I completely agree, Pent.  To film it, you'd need some very innocent-looking 4-year-old boy, and I can't think of any other way to get the point across except to show a grown man's uncircumcised penis in close-up, and who wants to see that when they're paying $10 for a ticket???  LOL...  Anyway, I am also glad they left it out of the movie.  True fans were going to read the book anyway.  I agree with your other points as well -- where to inject it in the story so that it's not Jack competing with Ennis as to who had the most disturbing childhood -- "I did", "No, I did", etc., AND so that the movie audience (at least) is still able to listen to what OMT has to say in the LF scene.  If the audience had already seen him do that to Jack when he was a boy, they would have just cringed when seeing him as an old man, and probably not heard a word he said.  And they'd have missed out on an important speech, one that I think is equally telling in relaying the bitterness and sickness of this old man.  That actor played OMT to perfection, I thought, right down to the timing of the spit into the cup.  If I was Ennis and walked into a room and had to sit down across the table from THAT -- eeeeeekkkkkk!!!!!!  I can't believe he managed to hold it together and speak calmly and consolingly and humanely in the face of a monster like that at the other end of the table.  But we know from the story that Jack had told Ennis of this at some point, so we as story-readers, can only presume that Ennis the movie version knows all about OMT.
==*==
Task instructions
1 – Say whether each statement below agrees with the post, answering yes or no and quoting the words of the post that decide it.
(a) The writer is glad the scene was left out of the movie.
(b) The writer thought the actor who played OMT did a poor job.
(c) The writer mentions a ticket price of $10.
2 – In the post, what detail of the actor's performance as OMT does the writer single out?
3 – According to the post, why would showing what OMT did to Jack as a boy have hurt the LF scene?

Given information
==*==
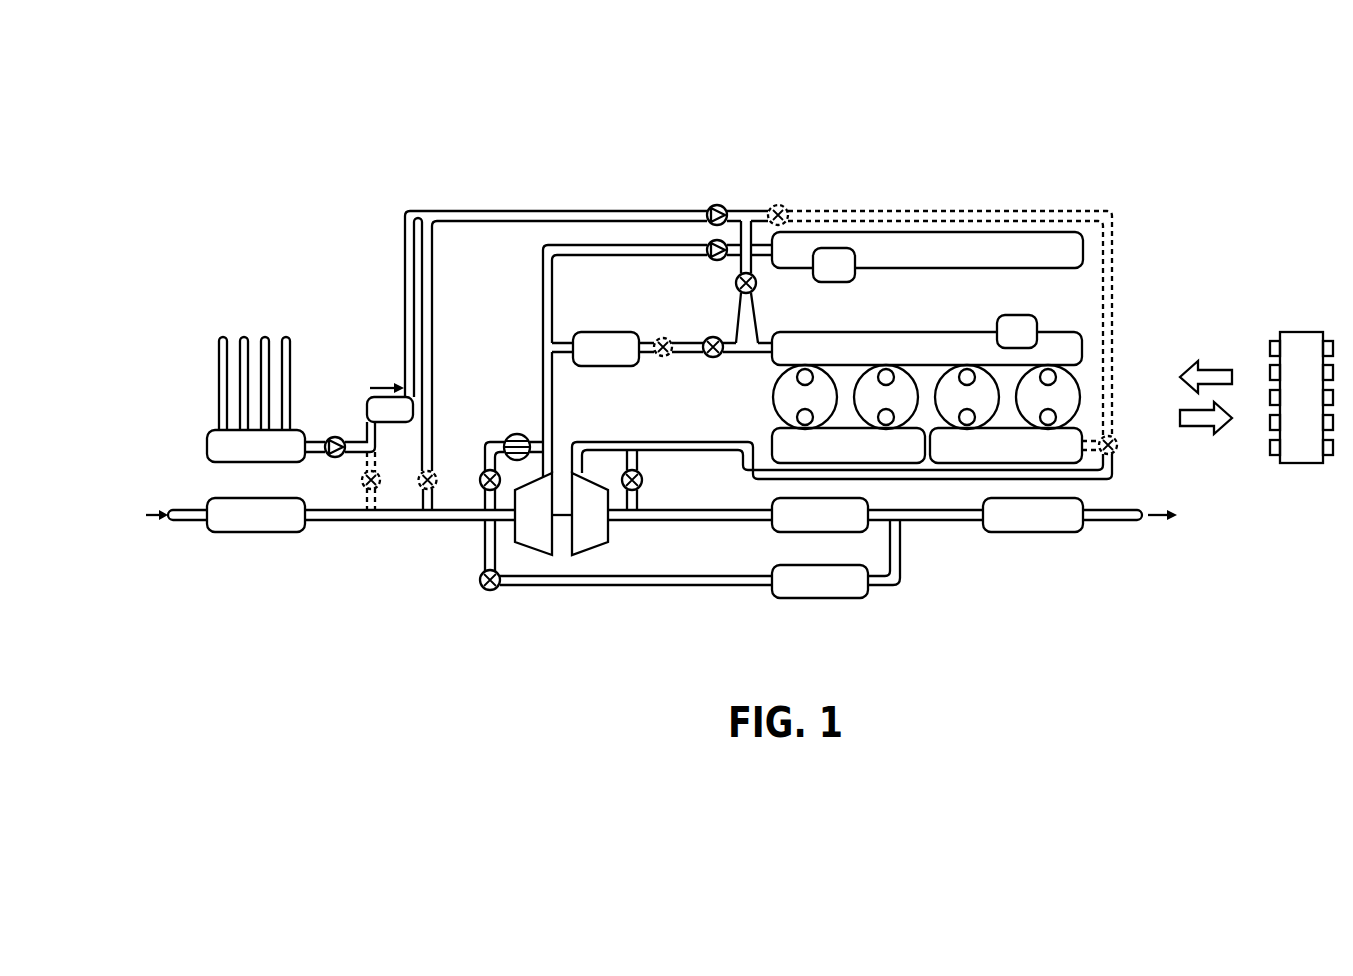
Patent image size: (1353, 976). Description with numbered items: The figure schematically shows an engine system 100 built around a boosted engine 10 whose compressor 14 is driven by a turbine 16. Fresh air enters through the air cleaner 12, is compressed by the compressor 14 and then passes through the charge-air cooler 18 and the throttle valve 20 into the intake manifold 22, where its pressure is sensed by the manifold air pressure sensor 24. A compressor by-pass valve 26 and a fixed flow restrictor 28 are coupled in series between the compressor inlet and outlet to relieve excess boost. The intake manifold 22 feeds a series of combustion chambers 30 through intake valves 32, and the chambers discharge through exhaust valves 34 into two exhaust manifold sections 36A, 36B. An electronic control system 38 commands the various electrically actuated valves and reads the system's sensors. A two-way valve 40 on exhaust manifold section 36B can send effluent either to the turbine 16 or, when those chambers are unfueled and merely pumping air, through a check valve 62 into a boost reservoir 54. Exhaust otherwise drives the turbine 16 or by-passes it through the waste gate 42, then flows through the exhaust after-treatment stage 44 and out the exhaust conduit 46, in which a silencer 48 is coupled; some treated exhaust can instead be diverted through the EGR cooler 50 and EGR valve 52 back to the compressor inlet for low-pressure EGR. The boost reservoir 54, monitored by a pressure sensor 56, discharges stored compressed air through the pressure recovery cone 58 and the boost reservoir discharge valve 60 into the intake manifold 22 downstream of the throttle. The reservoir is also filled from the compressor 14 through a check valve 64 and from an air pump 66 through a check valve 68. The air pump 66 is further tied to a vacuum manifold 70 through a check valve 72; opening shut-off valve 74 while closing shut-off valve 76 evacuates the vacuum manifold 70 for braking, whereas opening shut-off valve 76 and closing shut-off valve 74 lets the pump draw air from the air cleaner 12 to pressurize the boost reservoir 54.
==*==
Worked answers
1 –
(a) Yes: "I am also glad they left it out of the movie."
(b) No: "That actor played OMT to perfection, I thought"
(c) Yes: "when they're paying $10 for a ticket"

2 – The timing of the spit into the cup.

3 – An audience that had already seen him do that to Jack would have cringed on seeing him as an old man and probably not heard a word he said. They would then have missed an important speech that shows the bitterness and sickness of the old man.